→ What this task involves
State how many lines hold the string "Wind". Give the number and nothing else.

_ _ _

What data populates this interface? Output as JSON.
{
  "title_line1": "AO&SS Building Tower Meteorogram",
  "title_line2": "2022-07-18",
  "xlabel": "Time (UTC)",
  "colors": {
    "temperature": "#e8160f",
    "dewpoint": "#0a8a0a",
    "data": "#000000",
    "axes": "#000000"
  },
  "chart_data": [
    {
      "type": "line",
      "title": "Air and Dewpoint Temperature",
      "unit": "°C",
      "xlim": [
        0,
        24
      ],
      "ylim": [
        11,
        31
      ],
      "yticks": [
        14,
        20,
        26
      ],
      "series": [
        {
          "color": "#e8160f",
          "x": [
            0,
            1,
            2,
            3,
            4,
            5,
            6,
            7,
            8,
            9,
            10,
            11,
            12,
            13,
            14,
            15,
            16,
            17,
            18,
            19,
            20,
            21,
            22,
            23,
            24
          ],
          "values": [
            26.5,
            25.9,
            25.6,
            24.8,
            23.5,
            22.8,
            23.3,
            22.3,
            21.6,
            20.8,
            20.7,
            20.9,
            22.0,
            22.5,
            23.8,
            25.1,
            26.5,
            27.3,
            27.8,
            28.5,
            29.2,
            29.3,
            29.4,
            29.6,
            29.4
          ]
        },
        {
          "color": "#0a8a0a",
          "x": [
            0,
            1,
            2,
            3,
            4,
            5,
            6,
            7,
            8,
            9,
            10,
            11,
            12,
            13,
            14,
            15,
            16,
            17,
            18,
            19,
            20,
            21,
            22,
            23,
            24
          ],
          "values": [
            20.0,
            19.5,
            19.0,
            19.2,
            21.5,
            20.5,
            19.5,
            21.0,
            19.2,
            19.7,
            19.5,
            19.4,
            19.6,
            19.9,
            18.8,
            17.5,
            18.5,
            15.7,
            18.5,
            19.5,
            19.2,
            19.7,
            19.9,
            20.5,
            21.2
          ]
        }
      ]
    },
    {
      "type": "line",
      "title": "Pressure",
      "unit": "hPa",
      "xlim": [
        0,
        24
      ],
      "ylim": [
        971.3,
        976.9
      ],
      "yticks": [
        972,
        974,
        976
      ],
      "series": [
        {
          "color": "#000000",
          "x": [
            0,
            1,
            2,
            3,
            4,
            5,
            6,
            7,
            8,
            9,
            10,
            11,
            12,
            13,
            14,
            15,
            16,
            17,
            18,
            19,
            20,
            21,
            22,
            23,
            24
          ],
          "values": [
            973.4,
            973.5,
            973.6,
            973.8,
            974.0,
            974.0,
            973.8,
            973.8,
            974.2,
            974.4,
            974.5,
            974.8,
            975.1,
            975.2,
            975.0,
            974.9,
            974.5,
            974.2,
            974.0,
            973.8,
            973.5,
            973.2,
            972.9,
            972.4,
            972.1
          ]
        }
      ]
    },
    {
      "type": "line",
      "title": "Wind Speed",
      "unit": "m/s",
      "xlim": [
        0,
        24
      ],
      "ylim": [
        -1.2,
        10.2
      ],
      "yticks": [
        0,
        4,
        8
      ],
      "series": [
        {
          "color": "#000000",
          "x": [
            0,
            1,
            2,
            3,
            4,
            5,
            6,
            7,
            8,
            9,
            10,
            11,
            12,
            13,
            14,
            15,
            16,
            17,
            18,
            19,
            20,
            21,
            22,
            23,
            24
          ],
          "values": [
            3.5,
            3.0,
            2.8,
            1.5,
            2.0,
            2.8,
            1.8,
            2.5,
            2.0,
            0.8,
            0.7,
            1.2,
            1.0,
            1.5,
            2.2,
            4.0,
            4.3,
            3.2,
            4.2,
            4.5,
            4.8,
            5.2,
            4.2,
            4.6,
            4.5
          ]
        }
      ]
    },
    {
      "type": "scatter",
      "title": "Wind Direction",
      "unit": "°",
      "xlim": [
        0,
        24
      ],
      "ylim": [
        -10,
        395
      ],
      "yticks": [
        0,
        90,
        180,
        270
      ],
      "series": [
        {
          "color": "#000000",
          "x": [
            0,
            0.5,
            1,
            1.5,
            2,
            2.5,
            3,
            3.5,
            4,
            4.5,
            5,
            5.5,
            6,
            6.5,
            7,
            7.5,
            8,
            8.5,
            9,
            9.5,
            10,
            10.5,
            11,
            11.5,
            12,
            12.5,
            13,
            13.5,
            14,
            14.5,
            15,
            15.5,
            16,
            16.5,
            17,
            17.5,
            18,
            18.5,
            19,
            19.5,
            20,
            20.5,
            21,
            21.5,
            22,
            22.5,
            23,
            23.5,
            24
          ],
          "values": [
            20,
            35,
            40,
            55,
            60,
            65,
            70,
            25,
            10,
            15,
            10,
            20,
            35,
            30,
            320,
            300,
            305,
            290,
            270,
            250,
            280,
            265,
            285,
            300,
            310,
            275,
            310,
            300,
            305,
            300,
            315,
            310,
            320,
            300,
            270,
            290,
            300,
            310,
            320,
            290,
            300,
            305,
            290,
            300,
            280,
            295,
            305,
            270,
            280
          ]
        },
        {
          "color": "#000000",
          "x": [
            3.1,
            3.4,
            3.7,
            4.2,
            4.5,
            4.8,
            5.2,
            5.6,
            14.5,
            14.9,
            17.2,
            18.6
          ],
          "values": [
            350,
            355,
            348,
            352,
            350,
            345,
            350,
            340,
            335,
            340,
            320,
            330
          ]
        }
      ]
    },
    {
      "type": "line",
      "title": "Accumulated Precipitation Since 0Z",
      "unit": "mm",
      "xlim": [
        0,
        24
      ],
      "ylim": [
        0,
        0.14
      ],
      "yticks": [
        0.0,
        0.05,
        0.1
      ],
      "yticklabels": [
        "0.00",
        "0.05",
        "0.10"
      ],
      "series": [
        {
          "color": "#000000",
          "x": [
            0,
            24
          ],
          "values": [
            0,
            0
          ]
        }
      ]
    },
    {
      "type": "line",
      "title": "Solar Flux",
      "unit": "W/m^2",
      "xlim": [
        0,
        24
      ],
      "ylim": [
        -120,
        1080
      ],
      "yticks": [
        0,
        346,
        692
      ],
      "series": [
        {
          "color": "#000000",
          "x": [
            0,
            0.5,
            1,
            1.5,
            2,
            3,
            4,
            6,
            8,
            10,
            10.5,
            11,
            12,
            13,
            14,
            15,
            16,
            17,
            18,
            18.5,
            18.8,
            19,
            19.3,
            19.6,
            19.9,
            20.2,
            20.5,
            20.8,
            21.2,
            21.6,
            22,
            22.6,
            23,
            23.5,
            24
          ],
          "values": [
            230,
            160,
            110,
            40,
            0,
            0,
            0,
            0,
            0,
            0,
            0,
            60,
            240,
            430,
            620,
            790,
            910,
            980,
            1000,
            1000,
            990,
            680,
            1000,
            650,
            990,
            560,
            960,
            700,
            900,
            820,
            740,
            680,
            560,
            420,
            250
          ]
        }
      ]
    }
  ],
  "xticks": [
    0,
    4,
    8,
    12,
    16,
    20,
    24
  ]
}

_ _ _

→ Final result
2